## WORK TO DO
Write the material out again in full, exactly.

## DATA IN THIS EXERCISE

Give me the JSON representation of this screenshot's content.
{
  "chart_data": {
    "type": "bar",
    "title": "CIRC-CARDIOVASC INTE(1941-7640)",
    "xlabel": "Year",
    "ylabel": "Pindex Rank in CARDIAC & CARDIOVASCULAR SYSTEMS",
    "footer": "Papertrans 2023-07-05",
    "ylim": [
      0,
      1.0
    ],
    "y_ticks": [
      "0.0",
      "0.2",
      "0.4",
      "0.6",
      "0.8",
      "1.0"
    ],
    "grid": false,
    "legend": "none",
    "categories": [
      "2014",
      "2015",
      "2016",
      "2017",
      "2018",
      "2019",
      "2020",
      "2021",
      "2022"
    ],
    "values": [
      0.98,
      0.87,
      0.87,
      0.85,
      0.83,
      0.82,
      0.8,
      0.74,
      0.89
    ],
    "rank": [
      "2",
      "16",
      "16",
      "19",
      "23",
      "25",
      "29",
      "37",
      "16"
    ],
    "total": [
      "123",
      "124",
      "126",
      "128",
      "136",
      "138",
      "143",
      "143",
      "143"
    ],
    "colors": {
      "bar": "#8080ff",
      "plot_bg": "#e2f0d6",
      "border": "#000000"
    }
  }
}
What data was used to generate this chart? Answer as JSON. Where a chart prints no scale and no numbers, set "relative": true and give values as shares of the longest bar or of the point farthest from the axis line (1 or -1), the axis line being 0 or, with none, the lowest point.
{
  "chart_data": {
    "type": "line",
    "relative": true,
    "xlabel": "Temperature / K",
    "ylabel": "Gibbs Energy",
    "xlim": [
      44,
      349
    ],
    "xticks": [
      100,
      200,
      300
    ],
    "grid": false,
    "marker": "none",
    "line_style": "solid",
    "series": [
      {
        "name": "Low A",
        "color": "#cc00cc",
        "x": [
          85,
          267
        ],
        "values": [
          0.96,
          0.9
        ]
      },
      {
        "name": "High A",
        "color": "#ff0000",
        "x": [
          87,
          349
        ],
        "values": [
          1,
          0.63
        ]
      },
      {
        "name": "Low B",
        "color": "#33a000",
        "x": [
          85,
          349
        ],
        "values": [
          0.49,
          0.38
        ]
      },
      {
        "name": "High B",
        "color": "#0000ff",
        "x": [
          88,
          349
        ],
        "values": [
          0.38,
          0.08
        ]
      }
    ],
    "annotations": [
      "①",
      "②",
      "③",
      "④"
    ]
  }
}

## TASK OUTPUT
Give me the JSON representation of this screenshot's content.
{
  "chart_data": {
    "type": "bar",
    "title": "CIRC-CARDIOVASC INTE(1941-7640)",
    "xlabel": "Year",
    "ylabel": "Pindex Rank in CARDIAC & CARDIOVASCULAR SYSTEMS",
    "footer": "Papertrans 2023-07-05",
    "ylim": [
      0,
      1.0
    ],
    "y_ticks": [
      "0.0",
      "0.2",
      "0.4",
      "0.6",
      "0.8",
      "1.0"
    ],
    "grid": false,
    "legend": "none",
    "categories": [
      "2014",
      "2015",
      "2016",
      "2017",
      "2018",
      "2019",
      "2020",
      "2021",
      "2022"
    ],
    "values": [
      0.98,
      0.87,
      0.87,
      0.85,
      0.83,
      0.82,
      0.8,
      0.74,
      0.89
    ],
    "rank": [
      "2",
      "16",
      "16",
      "19",
      "23",
      "25",
      "29",
      "37",
      "16"
    ],
    "total": [
      "123",
      "124",
      "126",
      "128",
      "136",
      "138",
      "143",
      "143",
      "143"
    ],
    "colors": {
      "bar": "#8080ff",
      "plot_bg": "#e2f0d6",
      "border": "#000000"
    }
  }
}
What data was used to generate this chart? Answer as JSON. Where a chart prints no scale and no numbers, set "relative": true and give values as shares of the longest bar or of the point farthest from the axis line (1 or -1), the axis line being 0 or, with none, the lowest point.
{
  "chart_data": {
    "type": "line",
    "relative": true,
    "xlabel": "Temperature / K",
    "ylabel": "Gibbs Energy",
    "xlim": [
      44,
      349
    ],
    "xticks": [
      100,
      200,
      300
    ],
    "grid": false,
    "marker": "none",
    "line_style": "solid",
    "series": [
      {
        "name": "Low A",
        "color": "#cc00cc",
        "x": [
          85,
          267
        ],
        "values": [
          0.96,
          0.9
        ]
      },
      {
        "name": "High A",
        "color": "#ff0000",
        "x": [
          87,
          349
        ],
        "values": [
          1,
          0.63
        ]
      },
      {
        "name": "Low B",
        "color": "#33a000",
        "x": [
          85,
          349
        ],
        "values": [
          0.49,
          0.38
        ]
      },
      {
        "name": "High B",
        "color": "#0000ff",
        "x": [
          88,
          349
        ],
        "values": [
          0.38,
          0.08
        ]
      }
    ],
    "annotations": [
      "①",
      "②",
      "③",
      "④"
    ]
  }
}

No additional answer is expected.